**Source extract**
* begin *
Travel Guide North America Canada Newfoundland and Labrador Newfoundland



Newfoundland is an island in the west of Canada and together with Labrador it forms the Canadian province of Newfoundland and Labrador. The island is separated from the Labrador Peninsula by the Strait of Belle Isle and from Cape Breton Island by the Cabot Strait. It blocks the mouth of the Saint Lawrence River, creating the Gulf of Saint Lawrence, the world's largest estuary. Newfoundland's nearest neighbour is the French overseas community of Saint Pierre and Miquelon.




Newfoundland is an island that sits in the Saint Lawrence Gulf, 110 kilometres from Cape Breton, Nova Scotia and 18 kilometres across the Strait of Belle Isle from the mainland part of the province, Labrador. With an area of 108,860 square kilometres, Newfoundland is the world's 16th-largest island, and Canada's fourth-largest island. The provincial capital, St. John's, is located on the southeastern coast of the island; Cape Spear, just south of the capital, is the easternmost point of North America, excluding Greenland. It is common to consider all directly neighbouring islands such as New World, Twillingate, Fogo and Bell Island to be 'part of Newfoundland' (as distinct from Labrador). By that classification, Newfoundland and its associated small islands have a total area of 111,390 square kilometres.
* end *
**Recorded data**
* begin *
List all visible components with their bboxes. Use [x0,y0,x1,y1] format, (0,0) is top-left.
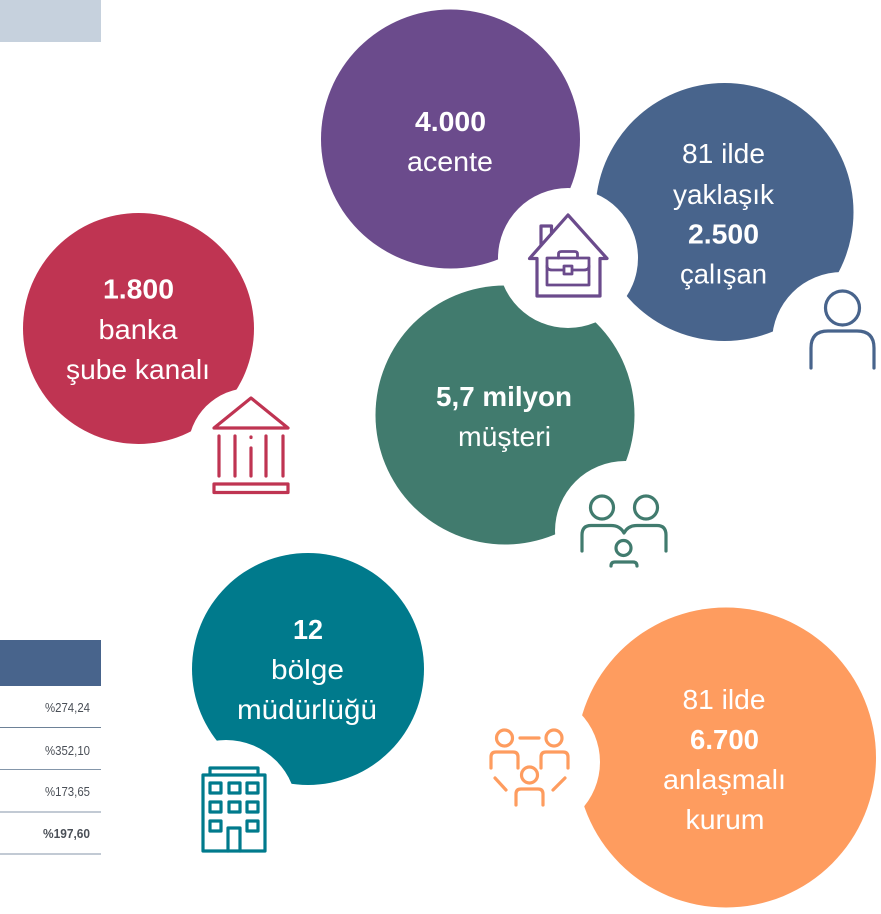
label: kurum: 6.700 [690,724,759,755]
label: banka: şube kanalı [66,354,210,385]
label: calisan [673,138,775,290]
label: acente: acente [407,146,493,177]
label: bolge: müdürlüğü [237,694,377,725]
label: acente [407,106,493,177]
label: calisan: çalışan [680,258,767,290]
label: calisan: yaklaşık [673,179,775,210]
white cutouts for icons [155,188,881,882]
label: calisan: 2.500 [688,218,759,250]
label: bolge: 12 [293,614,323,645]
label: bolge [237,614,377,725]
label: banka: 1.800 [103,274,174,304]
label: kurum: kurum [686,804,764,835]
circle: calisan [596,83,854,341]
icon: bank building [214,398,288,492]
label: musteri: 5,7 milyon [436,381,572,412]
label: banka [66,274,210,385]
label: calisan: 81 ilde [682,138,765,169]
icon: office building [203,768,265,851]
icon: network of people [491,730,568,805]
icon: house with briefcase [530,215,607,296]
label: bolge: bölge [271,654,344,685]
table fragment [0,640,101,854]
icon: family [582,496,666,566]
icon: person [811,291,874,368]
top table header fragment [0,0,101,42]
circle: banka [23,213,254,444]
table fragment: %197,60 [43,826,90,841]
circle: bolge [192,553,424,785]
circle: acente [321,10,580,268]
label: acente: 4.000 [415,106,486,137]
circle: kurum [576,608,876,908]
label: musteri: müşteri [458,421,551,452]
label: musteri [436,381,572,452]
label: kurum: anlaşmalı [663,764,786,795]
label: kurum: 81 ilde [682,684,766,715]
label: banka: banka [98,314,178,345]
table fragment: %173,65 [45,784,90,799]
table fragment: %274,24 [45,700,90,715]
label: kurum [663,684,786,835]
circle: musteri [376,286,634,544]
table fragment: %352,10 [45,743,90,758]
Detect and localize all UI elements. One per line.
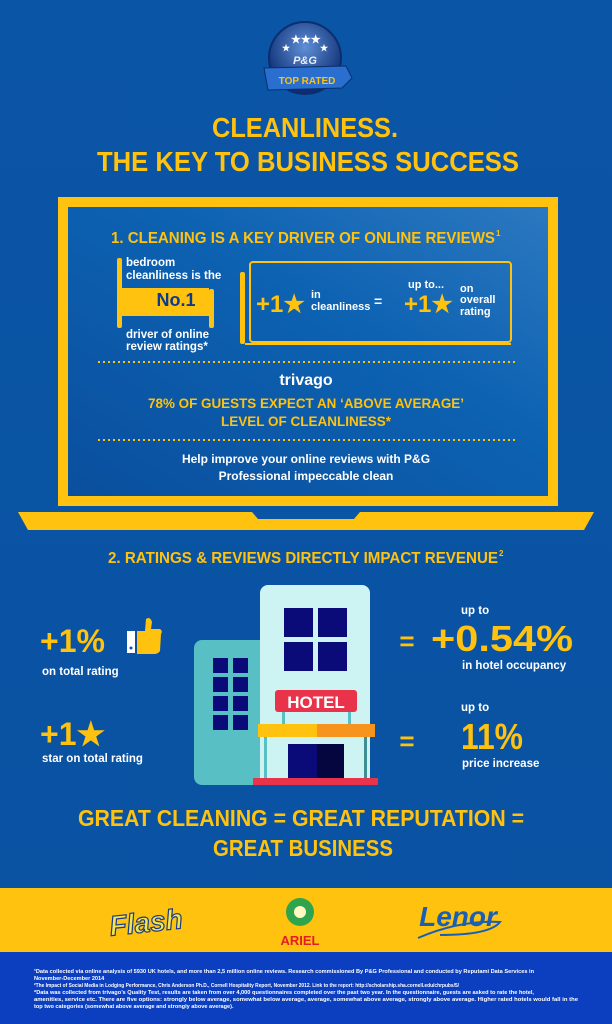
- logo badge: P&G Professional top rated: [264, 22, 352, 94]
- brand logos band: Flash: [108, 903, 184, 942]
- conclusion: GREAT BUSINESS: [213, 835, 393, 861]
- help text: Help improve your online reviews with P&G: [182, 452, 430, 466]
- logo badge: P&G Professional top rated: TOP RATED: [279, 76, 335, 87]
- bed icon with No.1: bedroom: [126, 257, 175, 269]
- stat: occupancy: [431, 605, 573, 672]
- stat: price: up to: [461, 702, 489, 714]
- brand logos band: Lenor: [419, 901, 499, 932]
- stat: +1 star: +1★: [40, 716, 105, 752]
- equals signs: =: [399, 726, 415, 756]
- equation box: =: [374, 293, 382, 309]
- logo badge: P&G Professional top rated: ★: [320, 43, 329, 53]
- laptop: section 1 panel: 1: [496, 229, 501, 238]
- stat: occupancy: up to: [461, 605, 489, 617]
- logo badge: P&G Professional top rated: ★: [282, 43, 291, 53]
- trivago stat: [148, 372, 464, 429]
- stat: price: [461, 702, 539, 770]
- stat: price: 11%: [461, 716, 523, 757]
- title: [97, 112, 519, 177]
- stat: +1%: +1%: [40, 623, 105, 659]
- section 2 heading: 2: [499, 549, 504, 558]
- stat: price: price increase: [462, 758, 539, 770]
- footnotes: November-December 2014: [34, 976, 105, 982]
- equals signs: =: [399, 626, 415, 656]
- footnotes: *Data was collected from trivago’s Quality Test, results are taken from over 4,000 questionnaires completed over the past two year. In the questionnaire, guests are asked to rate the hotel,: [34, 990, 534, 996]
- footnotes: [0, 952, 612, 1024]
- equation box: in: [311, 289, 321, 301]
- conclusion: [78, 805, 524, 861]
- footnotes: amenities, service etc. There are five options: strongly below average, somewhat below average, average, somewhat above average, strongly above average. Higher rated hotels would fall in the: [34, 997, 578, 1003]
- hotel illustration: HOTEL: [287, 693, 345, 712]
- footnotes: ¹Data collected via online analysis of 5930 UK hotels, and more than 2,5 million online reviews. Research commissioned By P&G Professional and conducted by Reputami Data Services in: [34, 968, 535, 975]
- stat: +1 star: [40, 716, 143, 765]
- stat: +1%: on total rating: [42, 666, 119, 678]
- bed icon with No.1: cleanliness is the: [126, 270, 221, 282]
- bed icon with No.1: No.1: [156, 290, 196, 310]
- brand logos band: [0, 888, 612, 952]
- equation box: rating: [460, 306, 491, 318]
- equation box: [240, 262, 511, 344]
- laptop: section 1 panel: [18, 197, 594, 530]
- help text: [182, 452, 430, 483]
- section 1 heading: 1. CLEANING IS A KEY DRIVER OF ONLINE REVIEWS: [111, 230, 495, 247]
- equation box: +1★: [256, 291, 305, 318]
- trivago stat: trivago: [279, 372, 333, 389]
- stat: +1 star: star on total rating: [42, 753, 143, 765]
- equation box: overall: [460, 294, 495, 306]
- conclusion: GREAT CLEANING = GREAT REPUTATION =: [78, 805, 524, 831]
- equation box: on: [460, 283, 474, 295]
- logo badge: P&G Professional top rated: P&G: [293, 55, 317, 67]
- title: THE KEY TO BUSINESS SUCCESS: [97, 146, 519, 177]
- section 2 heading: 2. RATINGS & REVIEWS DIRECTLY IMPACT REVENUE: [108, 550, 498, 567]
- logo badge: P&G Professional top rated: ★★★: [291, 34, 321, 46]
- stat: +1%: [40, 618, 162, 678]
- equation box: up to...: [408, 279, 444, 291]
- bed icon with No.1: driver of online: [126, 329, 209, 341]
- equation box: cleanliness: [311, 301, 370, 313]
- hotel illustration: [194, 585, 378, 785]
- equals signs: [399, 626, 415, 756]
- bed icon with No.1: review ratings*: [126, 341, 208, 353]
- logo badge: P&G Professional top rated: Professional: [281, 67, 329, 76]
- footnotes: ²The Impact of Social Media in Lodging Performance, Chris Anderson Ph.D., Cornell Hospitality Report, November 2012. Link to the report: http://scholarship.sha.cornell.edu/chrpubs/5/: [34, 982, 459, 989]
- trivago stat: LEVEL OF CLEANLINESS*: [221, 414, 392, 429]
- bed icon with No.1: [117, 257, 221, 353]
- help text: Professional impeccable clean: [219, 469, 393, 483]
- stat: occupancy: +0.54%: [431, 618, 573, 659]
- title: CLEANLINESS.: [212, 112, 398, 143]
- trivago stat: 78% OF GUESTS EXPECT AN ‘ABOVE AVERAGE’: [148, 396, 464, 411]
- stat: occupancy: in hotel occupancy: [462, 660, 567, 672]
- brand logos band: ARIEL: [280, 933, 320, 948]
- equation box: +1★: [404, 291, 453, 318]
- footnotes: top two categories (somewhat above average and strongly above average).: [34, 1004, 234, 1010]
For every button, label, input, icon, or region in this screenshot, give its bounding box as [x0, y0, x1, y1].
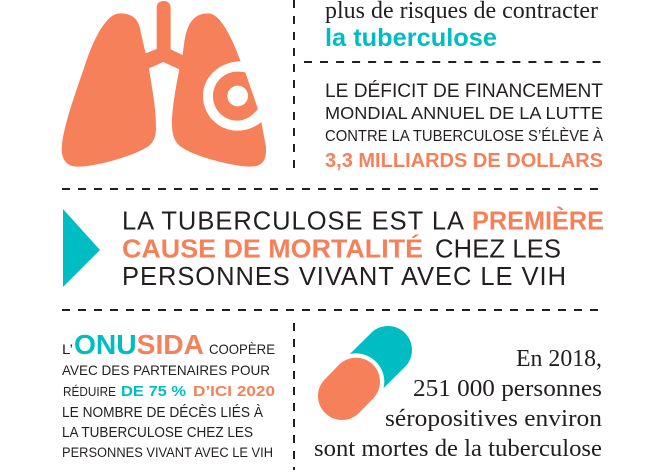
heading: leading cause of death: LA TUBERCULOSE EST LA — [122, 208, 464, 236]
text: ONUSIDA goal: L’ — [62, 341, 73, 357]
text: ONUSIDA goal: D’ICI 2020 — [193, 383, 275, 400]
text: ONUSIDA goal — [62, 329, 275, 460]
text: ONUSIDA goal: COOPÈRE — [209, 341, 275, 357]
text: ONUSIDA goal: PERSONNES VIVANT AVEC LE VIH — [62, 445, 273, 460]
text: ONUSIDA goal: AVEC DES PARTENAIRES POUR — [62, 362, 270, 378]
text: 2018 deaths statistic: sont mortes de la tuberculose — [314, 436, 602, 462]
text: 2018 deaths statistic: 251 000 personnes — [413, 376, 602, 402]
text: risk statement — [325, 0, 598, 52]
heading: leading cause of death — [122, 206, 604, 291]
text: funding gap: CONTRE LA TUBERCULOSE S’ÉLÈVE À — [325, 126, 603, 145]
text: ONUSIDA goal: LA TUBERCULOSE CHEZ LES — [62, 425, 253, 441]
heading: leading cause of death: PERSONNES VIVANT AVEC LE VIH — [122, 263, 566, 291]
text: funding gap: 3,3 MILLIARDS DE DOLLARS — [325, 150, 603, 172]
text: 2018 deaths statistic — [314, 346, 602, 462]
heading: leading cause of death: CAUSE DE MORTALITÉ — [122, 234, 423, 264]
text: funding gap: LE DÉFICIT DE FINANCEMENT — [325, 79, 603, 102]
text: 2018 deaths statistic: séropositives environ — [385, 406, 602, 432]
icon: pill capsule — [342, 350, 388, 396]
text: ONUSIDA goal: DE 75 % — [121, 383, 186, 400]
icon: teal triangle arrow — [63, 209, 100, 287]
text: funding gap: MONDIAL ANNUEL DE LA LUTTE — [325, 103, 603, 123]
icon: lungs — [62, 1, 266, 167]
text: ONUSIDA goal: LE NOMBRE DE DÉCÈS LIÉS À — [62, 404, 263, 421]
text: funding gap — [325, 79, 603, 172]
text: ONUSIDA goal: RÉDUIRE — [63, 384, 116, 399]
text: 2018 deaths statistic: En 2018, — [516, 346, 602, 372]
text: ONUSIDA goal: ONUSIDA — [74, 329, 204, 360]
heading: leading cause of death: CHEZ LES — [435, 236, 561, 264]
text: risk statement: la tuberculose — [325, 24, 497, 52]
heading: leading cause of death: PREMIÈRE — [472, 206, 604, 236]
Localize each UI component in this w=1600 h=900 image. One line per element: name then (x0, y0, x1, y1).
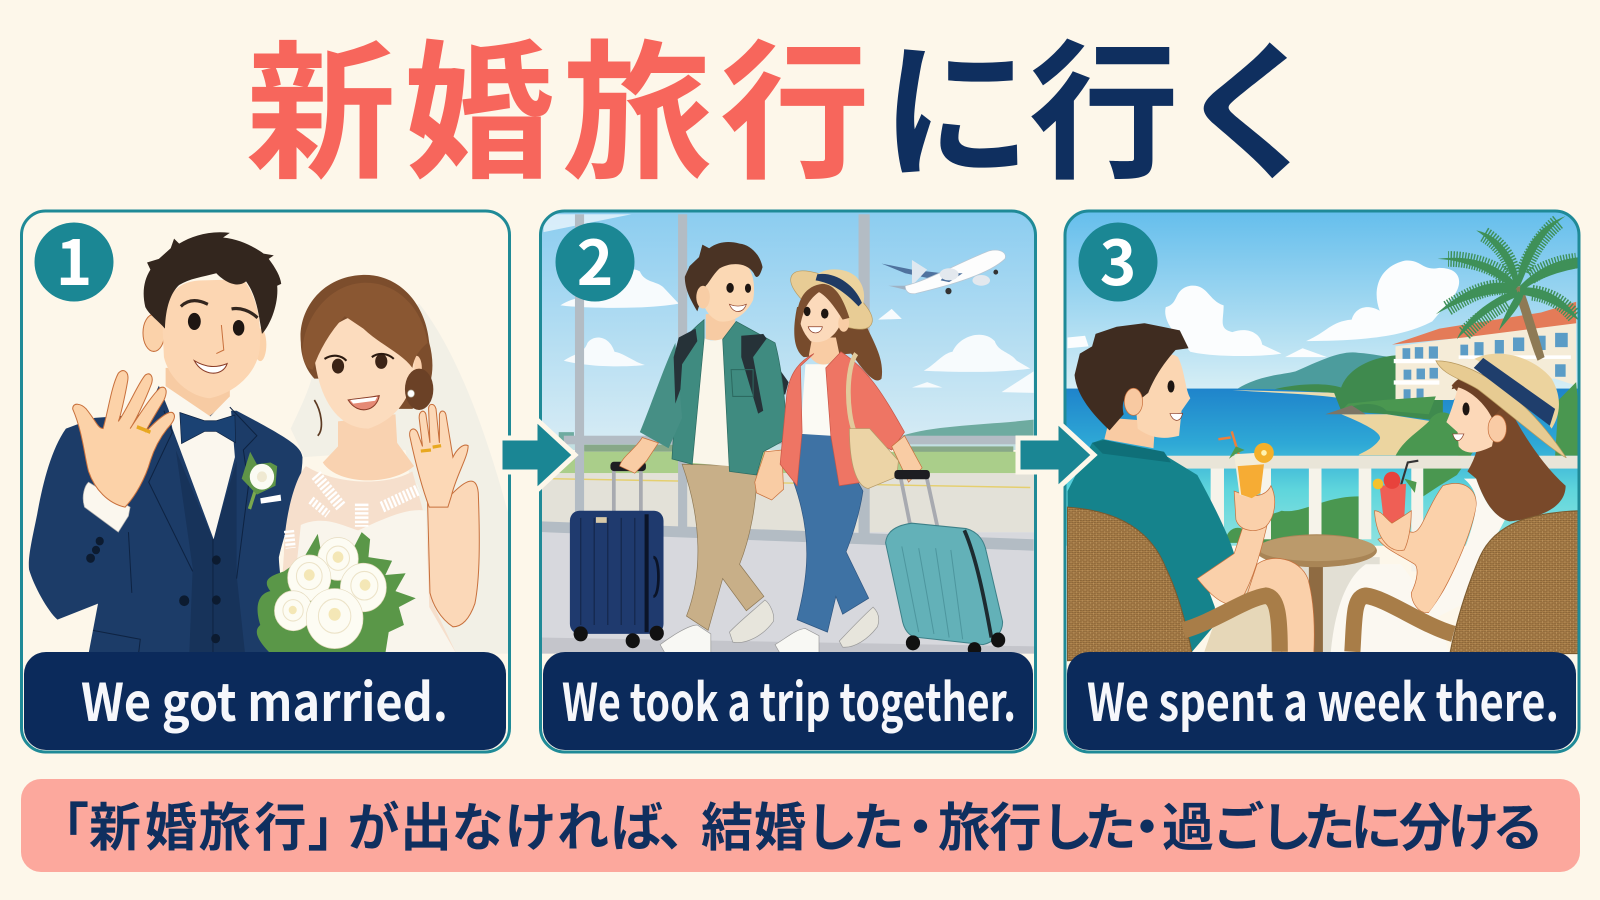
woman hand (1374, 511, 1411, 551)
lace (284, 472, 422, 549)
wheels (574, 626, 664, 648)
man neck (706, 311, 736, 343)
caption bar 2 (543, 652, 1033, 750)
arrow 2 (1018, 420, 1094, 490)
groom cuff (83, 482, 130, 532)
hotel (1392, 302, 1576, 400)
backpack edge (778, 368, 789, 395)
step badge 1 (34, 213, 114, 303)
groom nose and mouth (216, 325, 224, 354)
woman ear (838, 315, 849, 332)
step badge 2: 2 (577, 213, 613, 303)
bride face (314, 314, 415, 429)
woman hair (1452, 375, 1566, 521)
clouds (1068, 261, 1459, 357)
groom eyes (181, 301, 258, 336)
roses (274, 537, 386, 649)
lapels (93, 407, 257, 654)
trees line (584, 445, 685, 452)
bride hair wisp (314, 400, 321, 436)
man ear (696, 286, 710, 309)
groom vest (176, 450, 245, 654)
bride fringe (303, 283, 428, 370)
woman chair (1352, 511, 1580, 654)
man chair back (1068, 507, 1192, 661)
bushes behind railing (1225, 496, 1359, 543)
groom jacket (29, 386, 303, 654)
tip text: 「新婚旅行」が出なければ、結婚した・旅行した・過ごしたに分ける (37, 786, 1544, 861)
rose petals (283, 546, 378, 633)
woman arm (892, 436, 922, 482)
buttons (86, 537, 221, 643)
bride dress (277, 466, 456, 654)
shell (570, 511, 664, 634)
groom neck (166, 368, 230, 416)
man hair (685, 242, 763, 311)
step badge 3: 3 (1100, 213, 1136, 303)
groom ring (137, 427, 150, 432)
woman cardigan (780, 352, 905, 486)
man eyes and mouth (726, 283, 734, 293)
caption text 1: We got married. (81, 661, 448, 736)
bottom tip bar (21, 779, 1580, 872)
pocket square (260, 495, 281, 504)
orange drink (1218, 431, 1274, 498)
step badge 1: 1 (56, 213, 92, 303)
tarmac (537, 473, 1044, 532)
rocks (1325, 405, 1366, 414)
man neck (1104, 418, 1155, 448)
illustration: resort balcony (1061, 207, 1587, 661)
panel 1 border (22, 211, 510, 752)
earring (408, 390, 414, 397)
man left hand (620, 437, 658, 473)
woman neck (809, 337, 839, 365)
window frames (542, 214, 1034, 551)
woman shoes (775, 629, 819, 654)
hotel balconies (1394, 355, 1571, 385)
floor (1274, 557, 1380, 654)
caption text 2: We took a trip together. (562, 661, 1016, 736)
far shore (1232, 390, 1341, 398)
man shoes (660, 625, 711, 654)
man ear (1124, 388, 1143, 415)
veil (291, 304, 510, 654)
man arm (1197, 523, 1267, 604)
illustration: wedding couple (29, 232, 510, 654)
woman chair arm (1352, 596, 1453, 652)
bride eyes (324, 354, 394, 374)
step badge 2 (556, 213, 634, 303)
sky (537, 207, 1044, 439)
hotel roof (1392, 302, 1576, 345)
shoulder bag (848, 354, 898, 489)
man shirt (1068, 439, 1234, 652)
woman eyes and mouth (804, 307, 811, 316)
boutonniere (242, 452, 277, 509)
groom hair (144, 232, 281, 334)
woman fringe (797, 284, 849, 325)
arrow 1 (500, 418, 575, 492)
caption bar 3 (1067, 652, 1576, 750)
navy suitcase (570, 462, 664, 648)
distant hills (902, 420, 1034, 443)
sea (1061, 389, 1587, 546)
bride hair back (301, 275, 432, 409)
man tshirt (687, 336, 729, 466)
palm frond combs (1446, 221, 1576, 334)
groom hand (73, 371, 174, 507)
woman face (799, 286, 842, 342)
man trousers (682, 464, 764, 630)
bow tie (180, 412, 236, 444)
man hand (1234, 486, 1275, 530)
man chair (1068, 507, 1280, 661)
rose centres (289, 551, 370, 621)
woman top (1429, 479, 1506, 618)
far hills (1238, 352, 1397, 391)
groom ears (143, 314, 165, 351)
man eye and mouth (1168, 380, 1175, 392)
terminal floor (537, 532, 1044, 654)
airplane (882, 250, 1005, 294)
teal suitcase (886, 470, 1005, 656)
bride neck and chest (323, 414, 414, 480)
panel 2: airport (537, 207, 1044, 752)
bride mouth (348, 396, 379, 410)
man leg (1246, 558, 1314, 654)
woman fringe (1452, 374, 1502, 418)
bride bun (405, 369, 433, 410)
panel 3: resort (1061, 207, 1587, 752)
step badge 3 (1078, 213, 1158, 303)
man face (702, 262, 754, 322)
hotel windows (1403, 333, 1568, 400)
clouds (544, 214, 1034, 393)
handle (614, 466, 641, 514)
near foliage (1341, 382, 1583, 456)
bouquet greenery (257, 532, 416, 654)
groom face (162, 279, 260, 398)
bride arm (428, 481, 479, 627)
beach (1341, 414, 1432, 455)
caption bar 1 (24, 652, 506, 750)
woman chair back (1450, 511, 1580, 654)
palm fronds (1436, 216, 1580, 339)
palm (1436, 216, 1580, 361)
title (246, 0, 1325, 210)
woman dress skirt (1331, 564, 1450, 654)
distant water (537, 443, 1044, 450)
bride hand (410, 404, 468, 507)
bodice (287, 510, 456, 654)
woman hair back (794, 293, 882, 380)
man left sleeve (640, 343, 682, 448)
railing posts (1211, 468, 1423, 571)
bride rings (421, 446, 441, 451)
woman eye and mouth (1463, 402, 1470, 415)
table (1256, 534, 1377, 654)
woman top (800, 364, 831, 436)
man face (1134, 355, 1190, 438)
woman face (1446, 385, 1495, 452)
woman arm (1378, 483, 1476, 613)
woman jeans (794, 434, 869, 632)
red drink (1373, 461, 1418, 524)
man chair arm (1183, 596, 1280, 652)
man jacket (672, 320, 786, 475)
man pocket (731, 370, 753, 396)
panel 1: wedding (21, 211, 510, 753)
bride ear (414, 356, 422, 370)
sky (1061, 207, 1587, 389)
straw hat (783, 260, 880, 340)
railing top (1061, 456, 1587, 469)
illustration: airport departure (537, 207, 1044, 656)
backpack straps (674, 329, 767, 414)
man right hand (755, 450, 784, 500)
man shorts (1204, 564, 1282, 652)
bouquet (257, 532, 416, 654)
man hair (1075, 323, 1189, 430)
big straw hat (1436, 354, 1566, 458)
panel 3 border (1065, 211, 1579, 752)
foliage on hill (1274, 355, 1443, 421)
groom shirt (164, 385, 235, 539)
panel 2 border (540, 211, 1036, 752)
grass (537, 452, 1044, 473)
* end *
**Written instruction A**
Copy the passage of the Newfoundland travel guide that opens with the words containing "Newfoundland is an island that" and closes with "111,390 square kilometres.".
**Written instruction B**
According to the Newfoundland travel guide, how far is Newfoundland from Labrador across the Strait of Belle Isle?
**Written instruction C**
Does each statement below agree with the Newfoundland travel guide? Answer yes or no for each, quoting the deciding words.
(i) St. John's lies on the southeastern coast of the island.
(ii) Newfoundland is Canada's largest island.
(iii) Newfoundland's nearest neighbour is Saint Pierre and Miquelon.

**Exercise result A**
Newfoundland is an island that sits in the Saint Lawrence Gulf, 110 kilometres from Cape Breton, Nova Scotia and 18 kilometres across the Strait of Belle Isle from the mainland part of the province, Labrador. With an area of 108,860 square kilometres, Newfoundland is the world's 16th-largest island, and Canada's fourth-largest island. The provincial capital, St. John's, is located on the southeastern coast of the island; Cape Spear, just south of the capital, is the easternmost point of North America, excluding Greenland. It is common to consider all directly neighbouring islands such as New World, Twillingate, Fogo and Bell Island to be 'part of Newfoundland' (as distinct from Labrador). By that classification, Newfoundland and its associated small islands have a total area of 111,390 square kilometres.

**Exercise result B**
18 kilometres.

**Exercise result C**
(i) Yes: "The provincial capital, St. John's, is located on the southeastern coast of the island"
(ii) No: "Canada's fourth-largest island"
(iii) Yes: "Newfoundland's nearest neighbour is the French overseas community of Saint Pierre and Miquelon."